*課題:*
(A) 本文では、BPEL形式の記述に従ってサービスの連携を実行するソフトウェアを何と呼んでいますか。
(B) 本文によると、BPELとWSDLによって柔軟で容易な疎結合が可能になるとされるのはなぜですか。1～3文で説明してください。
(C) 本文の「BPELは、業務処理のプロセス」で始まる段落を、主な事実を残したまま箇条書きにまとめてください。

*本文:*
----------------
これらに加え、多数のサービス間の複雑な連携を設計するための技術仕様として、BPEL (Business Process Execution Language) やBPMN (Business Process Modeling Notation) が登場している。また、その設計したサービス連携を実行するための技術として、ESB (Enterprise Service Bus) が登場している。

BPELは、業務処理のプロセス(サービスを連携する順序やルール)を記述する言語である(これもXMLを使用している)。サービスの連携について記述すると同時に、個々のサービスのインタフェースを記述したWSDL形式のデータも指定する。BPELとWSDLによって、サービス連携の記述と個々のサービスとを分離させた上での、柔軟で容易な疎結合が可能となる(とされている)。BPEL形式の記述に従ってサービスの連携を実行するソフトウェアはBPELエンジンと呼ばれる。
----------------
*データ行:*

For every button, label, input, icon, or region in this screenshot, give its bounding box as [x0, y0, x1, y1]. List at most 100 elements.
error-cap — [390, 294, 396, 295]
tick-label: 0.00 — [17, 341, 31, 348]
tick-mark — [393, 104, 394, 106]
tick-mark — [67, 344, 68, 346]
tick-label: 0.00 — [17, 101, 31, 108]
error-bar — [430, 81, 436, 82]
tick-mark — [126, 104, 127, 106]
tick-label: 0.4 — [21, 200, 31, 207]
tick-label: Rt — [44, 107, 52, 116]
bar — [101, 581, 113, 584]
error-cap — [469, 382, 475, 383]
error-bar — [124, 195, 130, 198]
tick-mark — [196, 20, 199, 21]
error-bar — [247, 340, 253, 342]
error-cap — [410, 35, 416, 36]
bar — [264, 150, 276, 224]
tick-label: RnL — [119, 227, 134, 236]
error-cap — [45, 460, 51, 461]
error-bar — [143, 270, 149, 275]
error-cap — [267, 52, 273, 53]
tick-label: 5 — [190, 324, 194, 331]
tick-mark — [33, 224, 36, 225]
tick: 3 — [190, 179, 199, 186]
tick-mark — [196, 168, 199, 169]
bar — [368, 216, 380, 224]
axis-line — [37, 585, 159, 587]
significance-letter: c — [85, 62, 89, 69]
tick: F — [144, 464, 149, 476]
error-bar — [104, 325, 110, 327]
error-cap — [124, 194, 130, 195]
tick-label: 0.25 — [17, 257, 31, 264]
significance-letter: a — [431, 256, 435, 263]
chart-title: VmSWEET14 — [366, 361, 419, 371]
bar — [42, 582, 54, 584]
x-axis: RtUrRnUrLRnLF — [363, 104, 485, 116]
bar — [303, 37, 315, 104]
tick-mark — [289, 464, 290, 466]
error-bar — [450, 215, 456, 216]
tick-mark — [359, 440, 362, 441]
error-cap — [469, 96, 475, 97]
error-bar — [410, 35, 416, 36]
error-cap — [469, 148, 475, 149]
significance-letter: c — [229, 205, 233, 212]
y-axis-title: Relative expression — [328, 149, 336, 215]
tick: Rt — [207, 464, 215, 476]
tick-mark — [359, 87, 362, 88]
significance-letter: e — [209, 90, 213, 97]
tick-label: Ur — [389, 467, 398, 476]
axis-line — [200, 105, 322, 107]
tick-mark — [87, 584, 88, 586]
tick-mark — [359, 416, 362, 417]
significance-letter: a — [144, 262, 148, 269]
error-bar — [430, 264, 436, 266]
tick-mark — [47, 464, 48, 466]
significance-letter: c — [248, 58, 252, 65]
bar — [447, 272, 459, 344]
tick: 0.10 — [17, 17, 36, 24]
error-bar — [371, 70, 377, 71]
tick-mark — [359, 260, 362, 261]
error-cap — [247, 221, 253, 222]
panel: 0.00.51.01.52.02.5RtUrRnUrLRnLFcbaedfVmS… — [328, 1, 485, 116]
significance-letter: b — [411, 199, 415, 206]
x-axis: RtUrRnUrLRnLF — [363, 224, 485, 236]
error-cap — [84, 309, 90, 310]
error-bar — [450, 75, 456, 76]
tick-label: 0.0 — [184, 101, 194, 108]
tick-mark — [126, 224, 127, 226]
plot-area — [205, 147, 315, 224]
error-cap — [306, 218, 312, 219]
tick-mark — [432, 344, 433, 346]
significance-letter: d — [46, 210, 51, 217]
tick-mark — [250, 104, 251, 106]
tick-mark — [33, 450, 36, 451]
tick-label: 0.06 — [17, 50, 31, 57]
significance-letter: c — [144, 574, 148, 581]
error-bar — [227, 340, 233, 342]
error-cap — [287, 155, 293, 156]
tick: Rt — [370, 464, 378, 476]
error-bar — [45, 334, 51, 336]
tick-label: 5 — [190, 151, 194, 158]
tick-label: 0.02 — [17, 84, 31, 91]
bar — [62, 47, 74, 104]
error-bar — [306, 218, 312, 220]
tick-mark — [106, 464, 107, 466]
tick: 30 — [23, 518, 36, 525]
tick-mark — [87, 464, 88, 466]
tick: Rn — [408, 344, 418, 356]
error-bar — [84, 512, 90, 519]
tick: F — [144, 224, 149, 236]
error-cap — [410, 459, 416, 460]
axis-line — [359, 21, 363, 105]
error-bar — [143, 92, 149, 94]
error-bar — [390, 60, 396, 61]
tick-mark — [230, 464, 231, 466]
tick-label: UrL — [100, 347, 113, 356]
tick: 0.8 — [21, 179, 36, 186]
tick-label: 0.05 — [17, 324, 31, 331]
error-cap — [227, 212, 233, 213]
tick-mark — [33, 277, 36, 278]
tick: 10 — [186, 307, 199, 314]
----------------
*解答例:*
(A) BPELエンジンと呼んでいます。

(B) サービス連携の記述と個々のサービスとを分離できるからです。BPELでサービスを連携する順序やルールを記述すると同時に、個々のサービスのインタフェースはWSDL形式のデータとして指定します。

(C)
- BPELは、業務処理のプロセス(サービスを連携する順序やルール)を記述する言語で、XMLを使用している。
- サービスの連携を記述すると同時に、個々のサービスのインタフェースを記述したWSDL形式のデータも指定する。
- BPELとWSDLにより、サービス連携の記述と個々のサービスとを分離した、柔軟で容易な疎結合が可能になるとされている。
- BPEL形式の記述に従ってサービスの連携を実行するソフトウェアは、BPELエンジンと呼ばれる。